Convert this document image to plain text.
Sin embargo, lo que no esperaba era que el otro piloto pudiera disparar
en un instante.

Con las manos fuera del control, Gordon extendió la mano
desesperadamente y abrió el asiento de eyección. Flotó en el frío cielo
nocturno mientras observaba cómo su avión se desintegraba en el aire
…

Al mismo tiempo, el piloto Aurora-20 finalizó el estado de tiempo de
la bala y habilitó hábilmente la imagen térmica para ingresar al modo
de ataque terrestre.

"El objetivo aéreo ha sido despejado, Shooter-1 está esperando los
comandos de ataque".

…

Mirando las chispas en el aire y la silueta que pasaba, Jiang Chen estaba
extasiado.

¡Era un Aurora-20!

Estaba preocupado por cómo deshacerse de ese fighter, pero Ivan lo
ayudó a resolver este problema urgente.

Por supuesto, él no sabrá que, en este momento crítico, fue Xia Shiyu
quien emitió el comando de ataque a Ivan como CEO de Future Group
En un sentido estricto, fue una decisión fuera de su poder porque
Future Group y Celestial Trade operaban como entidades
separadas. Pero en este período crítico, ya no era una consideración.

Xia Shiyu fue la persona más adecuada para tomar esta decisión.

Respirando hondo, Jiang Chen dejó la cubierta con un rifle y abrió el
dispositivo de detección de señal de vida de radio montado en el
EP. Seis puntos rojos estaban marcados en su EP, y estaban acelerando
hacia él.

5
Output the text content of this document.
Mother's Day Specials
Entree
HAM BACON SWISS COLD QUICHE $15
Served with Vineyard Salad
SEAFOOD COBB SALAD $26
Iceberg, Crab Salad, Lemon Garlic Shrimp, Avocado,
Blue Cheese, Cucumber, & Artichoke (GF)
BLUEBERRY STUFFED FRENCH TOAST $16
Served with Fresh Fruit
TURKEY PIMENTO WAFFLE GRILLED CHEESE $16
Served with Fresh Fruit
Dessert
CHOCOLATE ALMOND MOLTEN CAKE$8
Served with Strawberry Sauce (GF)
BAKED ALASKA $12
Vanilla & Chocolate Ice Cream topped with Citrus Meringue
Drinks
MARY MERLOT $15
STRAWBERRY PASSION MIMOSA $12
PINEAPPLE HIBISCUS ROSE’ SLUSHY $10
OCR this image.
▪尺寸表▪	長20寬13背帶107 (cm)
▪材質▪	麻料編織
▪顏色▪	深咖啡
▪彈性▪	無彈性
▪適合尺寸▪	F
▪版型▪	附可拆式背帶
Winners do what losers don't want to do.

Exercise → Pull out every line from the one with "OCR this image." to the end of the listing, and output only those.

Reply →
OCR this image.
▪尺寸表▪	長20寬13背帶107 (cm)
▪材質▪	麻料編織
▪顏色▪	深咖啡
▪彈性▪	無彈性
▪適合尺寸▪	F
▪版型▪	附可拆式背帶
Winners do what losers don't want to do.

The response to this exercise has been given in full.